> [Aim]: Restate the full set of records exactly, word for word.
** START Data section **
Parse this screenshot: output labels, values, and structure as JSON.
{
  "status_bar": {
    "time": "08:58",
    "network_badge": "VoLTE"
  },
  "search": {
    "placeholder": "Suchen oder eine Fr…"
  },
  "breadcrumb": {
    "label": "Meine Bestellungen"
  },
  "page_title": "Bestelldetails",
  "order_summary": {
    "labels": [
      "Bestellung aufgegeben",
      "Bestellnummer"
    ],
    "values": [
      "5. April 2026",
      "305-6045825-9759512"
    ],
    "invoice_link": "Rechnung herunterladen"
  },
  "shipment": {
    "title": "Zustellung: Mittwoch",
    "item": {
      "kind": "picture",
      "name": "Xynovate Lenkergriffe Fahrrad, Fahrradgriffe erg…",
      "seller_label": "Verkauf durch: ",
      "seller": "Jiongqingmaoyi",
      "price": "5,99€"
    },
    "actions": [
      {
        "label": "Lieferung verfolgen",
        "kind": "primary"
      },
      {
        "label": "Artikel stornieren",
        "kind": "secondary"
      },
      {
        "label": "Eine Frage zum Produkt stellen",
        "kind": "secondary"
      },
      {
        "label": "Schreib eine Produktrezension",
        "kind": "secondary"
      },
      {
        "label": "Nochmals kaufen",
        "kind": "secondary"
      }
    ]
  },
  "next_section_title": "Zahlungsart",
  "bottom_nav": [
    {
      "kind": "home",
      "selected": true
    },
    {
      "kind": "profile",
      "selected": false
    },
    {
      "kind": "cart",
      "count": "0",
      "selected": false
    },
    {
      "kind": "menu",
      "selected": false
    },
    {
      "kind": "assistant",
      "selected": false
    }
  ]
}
** END Data section **
> [Written answer]:
Parse this screenshot: output labels, values, and structure as JSON.
{
  "status_bar": {
    "time": "08:58",
    "network_badge": "VoLTE"
  },
  "search": {
    "placeholder": "Suchen oder eine Fr…"
  },
  "breadcrumb": {
    "label": "Meine Bestellungen"
  },
  "page_title": "Bestelldetails",
  "order_summary": {
    "labels": [
      "Bestellung aufgegeben",
      "Bestellnummer"
    ],
    "values": [
      "5. April 2026",
      "305-6045825-9759512"
    ],
    "invoice_link": "Rechnung herunterladen"
  },
  "shipment": {
    "title": "Zustellung: Mittwoch",
    "item": {
      "kind": "picture",
      "name": "Xynovate Lenkergriffe Fahrrad, Fahrradgriffe erg…",
      "seller_label": "Verkauf durch: ",
      "seller": "Jiongqingmaoyi",
      "price": "5,99€"
    },
    "actions": [
      {
        "label": "Lieferung verfolgen",
        "kind": "primary"
      },
      {
        "label": "Artikel stornieren",
        "kind": "secondary"
      },
      {
        "label": "Eine Frage zum Produkt stellen",
        "kind": "secondary"
      },
      {
        "label": "Schreib eine Produktrezension",
        "kind": "secondary"
      },
      {
        "label": "Nochmals kaufen",
        "kind": "secondary"
      }
    ]
  },
  "next_section_title": "Zahlungsart",
  "bottom_nav": [
    {
      "kind": "home",
      "selected": true
    },
    {
      "kind": "profile",
      "selected": false
    },
    {
      "kind": "cart",
      "count": "0",
      "selected": false
    },
    {
      "kind": "menu",
      "selected": false
    },
    {
      "kind": "assistant",
      "selected": false
    }
  ]
}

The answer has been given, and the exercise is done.